(Requirement):
Keep only those lines of the records that include the string "门窗加工设备".

(Data records):
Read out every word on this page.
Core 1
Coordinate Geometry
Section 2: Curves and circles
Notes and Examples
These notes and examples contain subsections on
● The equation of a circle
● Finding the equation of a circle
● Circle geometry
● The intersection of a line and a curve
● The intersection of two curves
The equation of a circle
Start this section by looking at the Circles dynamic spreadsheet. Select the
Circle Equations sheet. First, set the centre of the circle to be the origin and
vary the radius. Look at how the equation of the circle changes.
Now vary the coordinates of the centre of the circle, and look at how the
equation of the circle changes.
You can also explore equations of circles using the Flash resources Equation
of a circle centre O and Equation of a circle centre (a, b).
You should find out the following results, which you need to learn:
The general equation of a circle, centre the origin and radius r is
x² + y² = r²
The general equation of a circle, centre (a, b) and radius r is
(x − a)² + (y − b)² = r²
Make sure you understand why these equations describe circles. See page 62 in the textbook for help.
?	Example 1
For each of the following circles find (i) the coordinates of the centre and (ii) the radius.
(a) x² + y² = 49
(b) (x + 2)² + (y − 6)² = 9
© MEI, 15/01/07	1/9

---

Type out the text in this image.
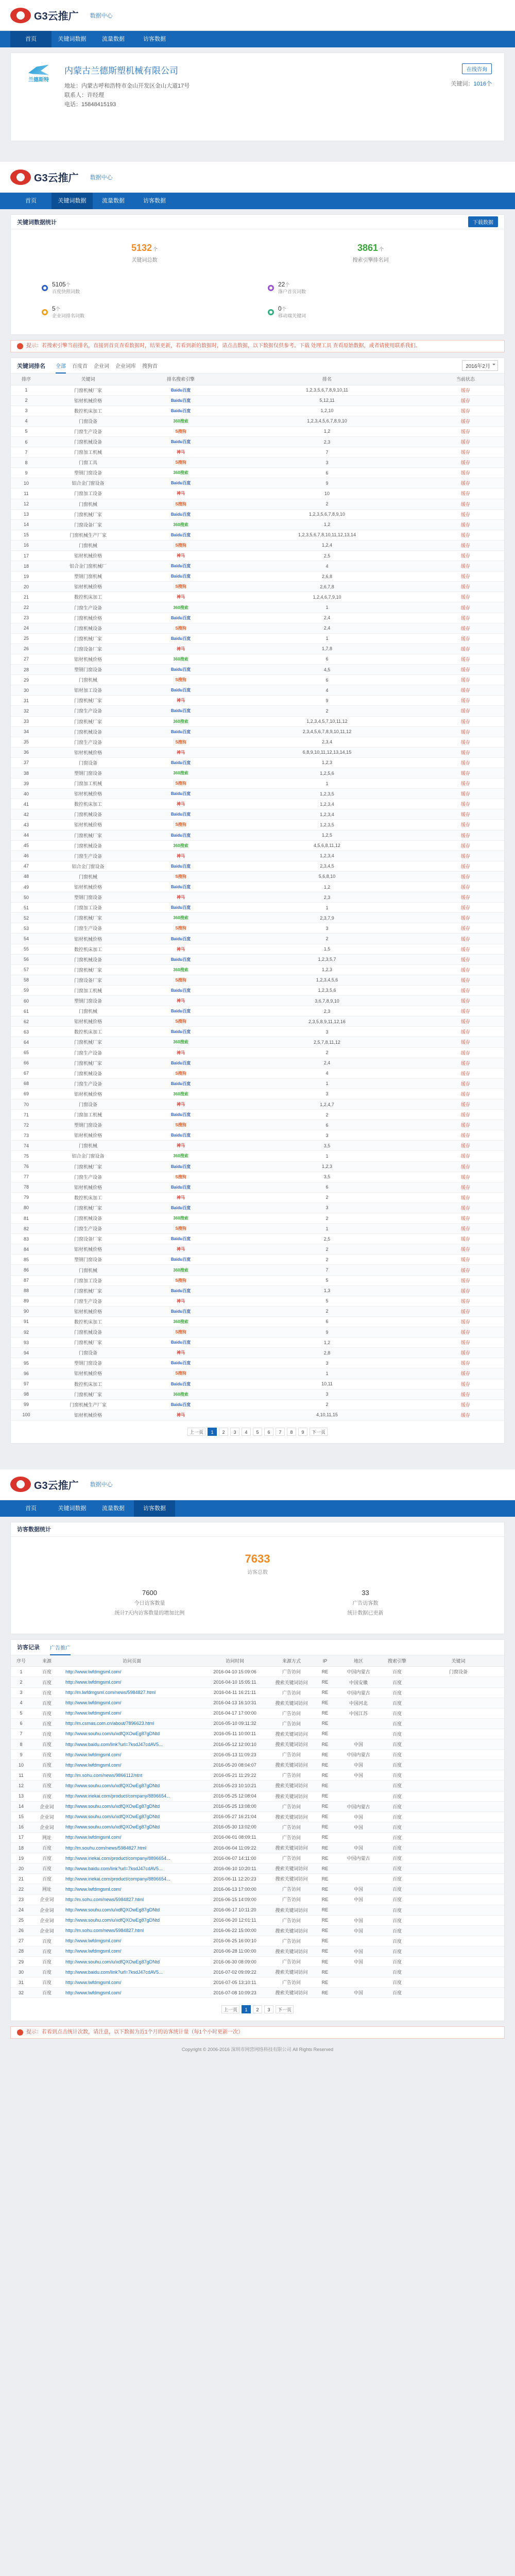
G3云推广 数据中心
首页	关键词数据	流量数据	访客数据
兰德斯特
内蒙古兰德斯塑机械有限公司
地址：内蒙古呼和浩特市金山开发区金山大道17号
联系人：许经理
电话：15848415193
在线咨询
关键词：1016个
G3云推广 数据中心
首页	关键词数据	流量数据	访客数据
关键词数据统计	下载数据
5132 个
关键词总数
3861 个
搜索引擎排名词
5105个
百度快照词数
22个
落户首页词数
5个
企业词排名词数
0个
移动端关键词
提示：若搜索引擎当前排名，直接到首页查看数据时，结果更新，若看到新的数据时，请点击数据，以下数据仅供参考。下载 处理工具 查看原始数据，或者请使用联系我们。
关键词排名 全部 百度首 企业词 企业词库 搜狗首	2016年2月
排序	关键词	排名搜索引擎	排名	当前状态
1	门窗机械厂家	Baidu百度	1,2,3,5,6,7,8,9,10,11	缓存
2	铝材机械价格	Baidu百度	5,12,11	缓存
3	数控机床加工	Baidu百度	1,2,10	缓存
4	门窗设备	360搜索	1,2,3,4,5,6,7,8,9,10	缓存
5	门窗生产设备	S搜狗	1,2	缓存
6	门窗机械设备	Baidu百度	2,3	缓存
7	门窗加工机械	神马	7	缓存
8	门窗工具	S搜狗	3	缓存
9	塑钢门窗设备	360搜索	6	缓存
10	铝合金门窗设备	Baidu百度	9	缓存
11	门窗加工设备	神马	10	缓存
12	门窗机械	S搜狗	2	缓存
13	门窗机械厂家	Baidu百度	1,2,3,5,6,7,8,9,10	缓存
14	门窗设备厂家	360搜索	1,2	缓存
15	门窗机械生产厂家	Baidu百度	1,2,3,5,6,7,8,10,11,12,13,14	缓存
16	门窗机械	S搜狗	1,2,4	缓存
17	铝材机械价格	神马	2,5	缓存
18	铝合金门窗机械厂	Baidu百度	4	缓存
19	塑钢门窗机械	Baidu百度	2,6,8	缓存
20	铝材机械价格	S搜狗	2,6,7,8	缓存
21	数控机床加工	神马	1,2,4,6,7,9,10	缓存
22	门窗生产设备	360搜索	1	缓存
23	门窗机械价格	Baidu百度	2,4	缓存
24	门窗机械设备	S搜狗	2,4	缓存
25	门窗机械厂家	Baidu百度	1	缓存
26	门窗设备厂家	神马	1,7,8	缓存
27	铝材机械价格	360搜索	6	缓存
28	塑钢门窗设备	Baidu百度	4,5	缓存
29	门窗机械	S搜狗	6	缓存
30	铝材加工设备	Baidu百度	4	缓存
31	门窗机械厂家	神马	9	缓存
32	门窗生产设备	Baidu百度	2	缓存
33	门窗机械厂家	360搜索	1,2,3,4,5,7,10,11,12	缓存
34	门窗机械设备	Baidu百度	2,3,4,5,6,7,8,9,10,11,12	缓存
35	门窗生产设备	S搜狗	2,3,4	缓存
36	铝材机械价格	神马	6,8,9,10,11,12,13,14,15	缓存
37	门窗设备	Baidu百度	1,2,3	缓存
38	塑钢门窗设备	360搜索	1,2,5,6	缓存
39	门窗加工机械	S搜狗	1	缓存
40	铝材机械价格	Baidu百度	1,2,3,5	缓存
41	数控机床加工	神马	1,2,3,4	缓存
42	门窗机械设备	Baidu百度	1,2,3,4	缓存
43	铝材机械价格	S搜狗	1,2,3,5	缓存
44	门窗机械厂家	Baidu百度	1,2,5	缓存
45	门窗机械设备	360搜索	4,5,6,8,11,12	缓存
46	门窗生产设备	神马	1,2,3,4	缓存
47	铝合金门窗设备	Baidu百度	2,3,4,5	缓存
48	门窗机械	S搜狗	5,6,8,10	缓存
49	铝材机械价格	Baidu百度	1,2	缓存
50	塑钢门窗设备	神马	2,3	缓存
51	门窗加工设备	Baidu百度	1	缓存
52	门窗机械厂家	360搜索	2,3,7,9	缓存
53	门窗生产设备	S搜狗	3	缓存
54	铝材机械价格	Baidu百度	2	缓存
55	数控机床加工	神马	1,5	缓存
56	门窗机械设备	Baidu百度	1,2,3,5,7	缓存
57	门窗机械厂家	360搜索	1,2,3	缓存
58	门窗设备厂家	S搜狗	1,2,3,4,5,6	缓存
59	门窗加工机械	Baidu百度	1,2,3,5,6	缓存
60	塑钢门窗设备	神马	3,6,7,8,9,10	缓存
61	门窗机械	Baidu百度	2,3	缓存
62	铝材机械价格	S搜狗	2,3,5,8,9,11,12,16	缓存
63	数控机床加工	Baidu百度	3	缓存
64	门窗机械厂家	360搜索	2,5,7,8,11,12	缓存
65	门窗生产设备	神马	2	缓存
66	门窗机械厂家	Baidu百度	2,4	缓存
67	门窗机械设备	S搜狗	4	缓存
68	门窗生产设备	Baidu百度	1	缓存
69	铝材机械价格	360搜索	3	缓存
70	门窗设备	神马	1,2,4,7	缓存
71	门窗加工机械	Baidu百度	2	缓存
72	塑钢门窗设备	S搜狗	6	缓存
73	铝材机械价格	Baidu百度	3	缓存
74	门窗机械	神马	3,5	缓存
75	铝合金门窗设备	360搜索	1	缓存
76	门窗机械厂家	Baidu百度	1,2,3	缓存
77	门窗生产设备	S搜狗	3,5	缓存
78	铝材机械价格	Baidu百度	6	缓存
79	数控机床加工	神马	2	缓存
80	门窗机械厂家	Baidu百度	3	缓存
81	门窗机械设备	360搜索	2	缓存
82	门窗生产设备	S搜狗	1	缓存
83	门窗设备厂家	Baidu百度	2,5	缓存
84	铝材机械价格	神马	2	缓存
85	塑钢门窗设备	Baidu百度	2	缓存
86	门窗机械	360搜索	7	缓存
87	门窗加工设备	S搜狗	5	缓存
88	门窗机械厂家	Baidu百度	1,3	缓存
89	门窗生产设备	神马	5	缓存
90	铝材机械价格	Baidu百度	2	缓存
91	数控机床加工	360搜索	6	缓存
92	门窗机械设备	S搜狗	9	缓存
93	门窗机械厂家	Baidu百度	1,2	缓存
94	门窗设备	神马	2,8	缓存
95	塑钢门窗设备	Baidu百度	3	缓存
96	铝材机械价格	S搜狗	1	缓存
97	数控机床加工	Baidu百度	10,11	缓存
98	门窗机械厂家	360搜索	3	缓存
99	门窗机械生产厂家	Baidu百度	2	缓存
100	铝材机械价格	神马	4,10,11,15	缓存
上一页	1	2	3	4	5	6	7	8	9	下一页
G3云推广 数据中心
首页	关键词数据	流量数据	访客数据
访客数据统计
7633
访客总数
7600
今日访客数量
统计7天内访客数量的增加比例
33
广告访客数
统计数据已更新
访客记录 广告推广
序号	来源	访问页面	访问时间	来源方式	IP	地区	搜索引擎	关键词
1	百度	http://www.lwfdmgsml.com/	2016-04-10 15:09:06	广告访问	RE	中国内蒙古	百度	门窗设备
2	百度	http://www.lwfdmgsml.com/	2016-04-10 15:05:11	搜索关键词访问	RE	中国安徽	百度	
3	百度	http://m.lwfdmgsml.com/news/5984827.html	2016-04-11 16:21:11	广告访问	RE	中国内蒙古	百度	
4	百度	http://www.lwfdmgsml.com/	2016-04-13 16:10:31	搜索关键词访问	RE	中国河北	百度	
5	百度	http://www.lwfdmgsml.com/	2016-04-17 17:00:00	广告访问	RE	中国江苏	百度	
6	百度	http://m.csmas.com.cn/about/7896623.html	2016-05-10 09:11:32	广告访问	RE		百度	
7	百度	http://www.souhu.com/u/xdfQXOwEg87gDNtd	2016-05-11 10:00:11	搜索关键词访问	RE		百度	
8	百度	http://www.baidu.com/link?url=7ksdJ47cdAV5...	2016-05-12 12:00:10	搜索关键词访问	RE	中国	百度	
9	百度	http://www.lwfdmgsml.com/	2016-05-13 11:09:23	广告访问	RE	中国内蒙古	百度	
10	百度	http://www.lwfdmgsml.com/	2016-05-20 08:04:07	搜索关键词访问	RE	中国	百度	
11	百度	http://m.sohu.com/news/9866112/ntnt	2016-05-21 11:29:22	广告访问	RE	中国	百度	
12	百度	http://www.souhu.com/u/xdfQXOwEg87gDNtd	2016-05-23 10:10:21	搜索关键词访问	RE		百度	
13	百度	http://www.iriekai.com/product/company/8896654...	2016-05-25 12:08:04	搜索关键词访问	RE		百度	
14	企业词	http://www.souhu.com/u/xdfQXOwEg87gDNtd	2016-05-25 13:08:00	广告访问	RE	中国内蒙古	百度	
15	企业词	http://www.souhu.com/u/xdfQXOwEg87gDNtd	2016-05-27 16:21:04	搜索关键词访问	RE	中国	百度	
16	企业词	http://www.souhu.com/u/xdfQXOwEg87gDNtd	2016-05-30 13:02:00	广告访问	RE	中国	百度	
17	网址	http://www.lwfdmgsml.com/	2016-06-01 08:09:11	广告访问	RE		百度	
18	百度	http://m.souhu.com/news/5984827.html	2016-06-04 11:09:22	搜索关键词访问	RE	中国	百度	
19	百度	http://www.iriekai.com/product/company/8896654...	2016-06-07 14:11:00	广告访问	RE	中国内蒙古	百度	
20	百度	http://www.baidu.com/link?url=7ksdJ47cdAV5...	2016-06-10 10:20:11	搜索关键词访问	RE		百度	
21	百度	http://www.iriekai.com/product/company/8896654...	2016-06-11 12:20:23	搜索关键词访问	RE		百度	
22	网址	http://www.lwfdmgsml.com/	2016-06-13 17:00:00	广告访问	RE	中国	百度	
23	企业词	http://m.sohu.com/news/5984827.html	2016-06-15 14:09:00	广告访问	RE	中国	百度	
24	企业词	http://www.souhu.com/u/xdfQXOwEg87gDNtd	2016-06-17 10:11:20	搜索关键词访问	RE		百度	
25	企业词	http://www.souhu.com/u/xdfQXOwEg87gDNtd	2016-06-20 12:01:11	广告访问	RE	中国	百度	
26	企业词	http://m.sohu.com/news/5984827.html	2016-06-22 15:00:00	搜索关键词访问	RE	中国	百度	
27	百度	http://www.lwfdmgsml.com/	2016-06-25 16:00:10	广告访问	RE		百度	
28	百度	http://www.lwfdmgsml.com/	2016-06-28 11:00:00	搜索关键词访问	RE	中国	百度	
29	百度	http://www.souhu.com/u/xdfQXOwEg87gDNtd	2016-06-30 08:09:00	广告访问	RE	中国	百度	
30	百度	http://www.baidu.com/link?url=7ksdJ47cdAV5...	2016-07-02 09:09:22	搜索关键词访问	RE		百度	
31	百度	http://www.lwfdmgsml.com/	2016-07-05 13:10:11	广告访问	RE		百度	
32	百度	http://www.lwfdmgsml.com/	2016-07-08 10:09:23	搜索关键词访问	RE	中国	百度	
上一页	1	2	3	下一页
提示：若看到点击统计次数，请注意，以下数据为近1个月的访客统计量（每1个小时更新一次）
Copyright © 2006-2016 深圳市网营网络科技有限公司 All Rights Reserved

(Response for this exercise):
11	门窗加工设备	神马	10	缓存
51	门窗加工设备	Baidu百度	1	缓存
87	门窗加工设备	S搜狗	5	缓存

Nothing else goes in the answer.